Read the material below and count the lines holding the string "icon". Give that count with nothing added.
━━━━━ Material shown
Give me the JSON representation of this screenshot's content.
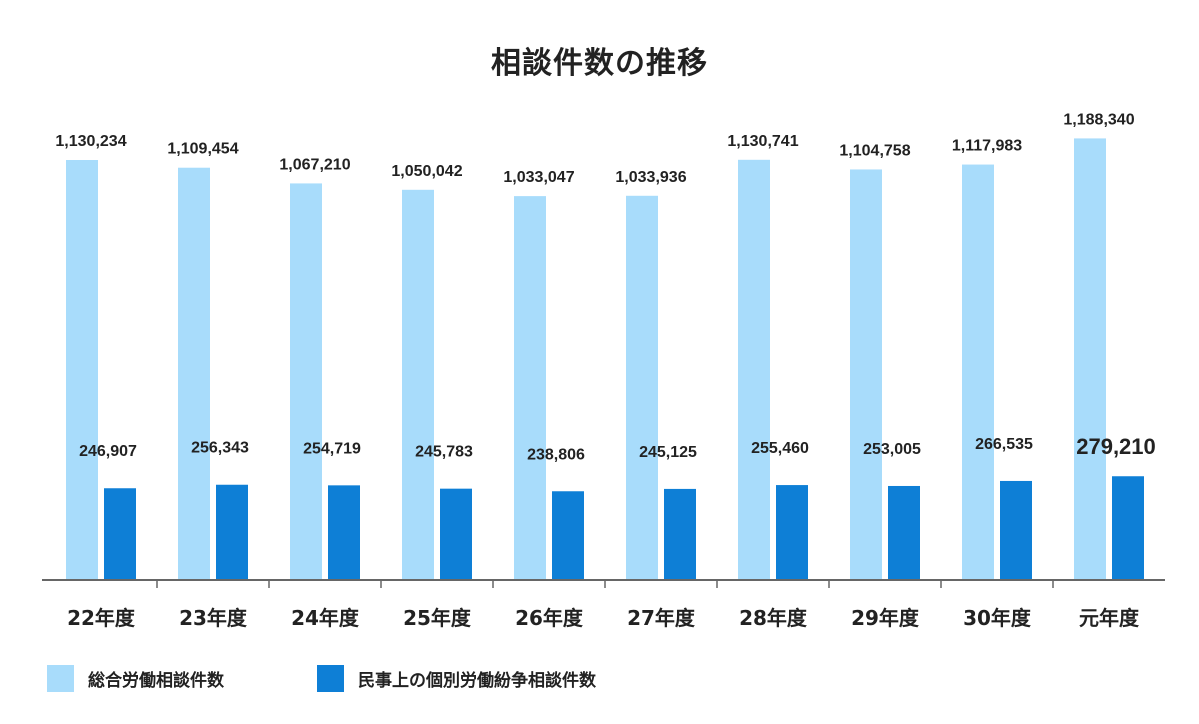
{
  "chart_data": {
    "type": "bar",
    "title": "相談件数の推移",
    "categories": [
      "22年度",
      "23年度",
      "24年度",
      "25年度",
      "26年度",
      "27年度",
      "28年度",
      "29年度",
      "30年度",
      "元年度"
    ],
    "series": [
      {
        "name": "総合労働相談件数",
        "color": "#a8dcfb",
        "values": [
          1130234,
          1109454,
          1067210,
          1050042,
          1033047,
          1033936,
          1130741,
          1104758,
          1117983,
          1188340
        ],
        "labels": [
          "1,130,234",
          "1,109,454",
          "1,067,210",
          "1,050,042",
          "1,033,047",
          "1,033,936",
          "1,130,741",
          "1,104,758",
          "1,117,983",
          "1,188,340"
        ]
      },
      {
        "name": "民事上の個別労働紛争相談件数",
        "color": "#0e7fd6",
        "values": [
          246907,
          256343,
          254719,
          245783,
          238806,
          245125,
          255460,
          253005,
          266535,
          279210
        ],
        "labels": [
          "246,907",
          "256,343",
          "254,719",
          "245,783",
          "238,806",
          "245,125",
          "255,460",
          "253,005",
          "266,535",
          "279,210"
        ]
      }
    ],
    "legend_position": "bottom-left",
    "grid": false
  }
}
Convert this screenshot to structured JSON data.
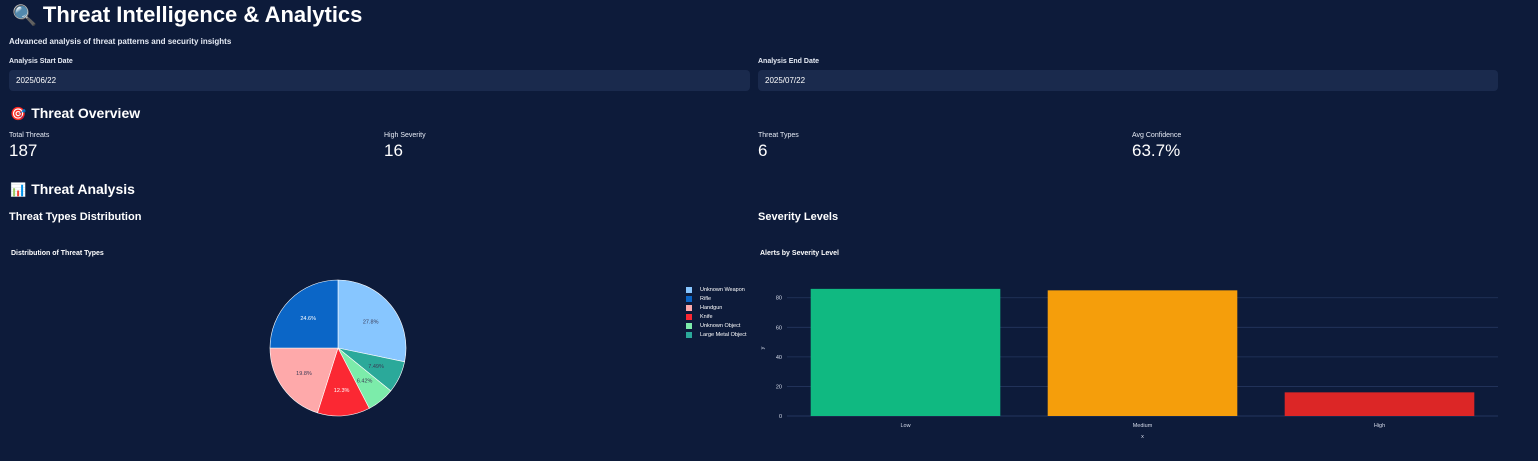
{
  "header": {
    "icon": "magnifier-icon",
    "title": "Threat Intelligence & Analytics",
    "subtitle": "Advanced analysis of threat patterns and security insights"
  },
  "filters": {
    "start_label": "Analysis Start Date",
    "start_value": "2025/06/22",
    "end_label": "Analysis End Date",
    "end_value": "2025/07/22"
  },
  "overview": {
    "icon": "target-icon",
    "heading": "Threat Overview",
    "metrics": [
      {
        "label": "Total Threats",
        "value": "187"
      },
      {
        "label": "High Severity",
        "value": "16"
      },
      {
        "label": "Threat Types",
        "value": "6"
      },
      {
        "label": "Avg Confidence",
        "value": "63.7%"
      }
    ]
  },
  "analysis": {
    "icon": "bar-chart-icon",
    "heading": "Threat Analysis",
    "left_heading": "Threat Types Distribution",
    "right_heading": "Severity Levels"
  },
  "chart_data": [
    {
      "type": "pie",
      "title": "Distribution of Threat Types",
      "labels": [
        "Unknown Weapon",
        "Large Metal Object",
        "Unknown Object",
        "Knife",
        "Handgun",
        "Rifle"
      ],
      "percent_labels": [
        "27.8%",
        "7.49%",
        "6.42%",
        "12.3%",
        "19.8%",
        "24.6%"
      ],
      "values": [
        27.8,
        7.49,
        6.42,
        12.3,
        19.8,
        24.6
      ],
      "legend_order": [
        "Unknown Weapon",
        "Rifle",
        "Handgun",
        "Knife",
        "Unknown Object",
        "Large Metal Object"
      ],
      "colors": {
        "Unknown Weapon": "#87c6ff",
        "Rifle": "#0b66c7",
        "Handgun": "#fea9aa",
        "Knife": "#fb2833",
        "Unknown Object": "#7cecaa",
        "Large Metal Object": "#2ba99a"
      },
      "legend": "right"
    },
    {
      "type": "bar",
      "title": "Alerts by Severity Level",
      "categories": [
        "Low",
        "Medium",
        "High"
      ],
      "values": [
        86,
        85,
        16
      ],
      "colors": [
        "#10b981",
        "#f59e0b",
        "#dc2626"
      ],
      "xlabel": "x",
      "ylabel": "y",
      "ylim": [
        0,
        92
      ],
      "yticks": [
        0,
        20,
        40,
        60,
        80
      ],
      "grid": true
    }
  ]
}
━━━━━━━━━━
## Response
3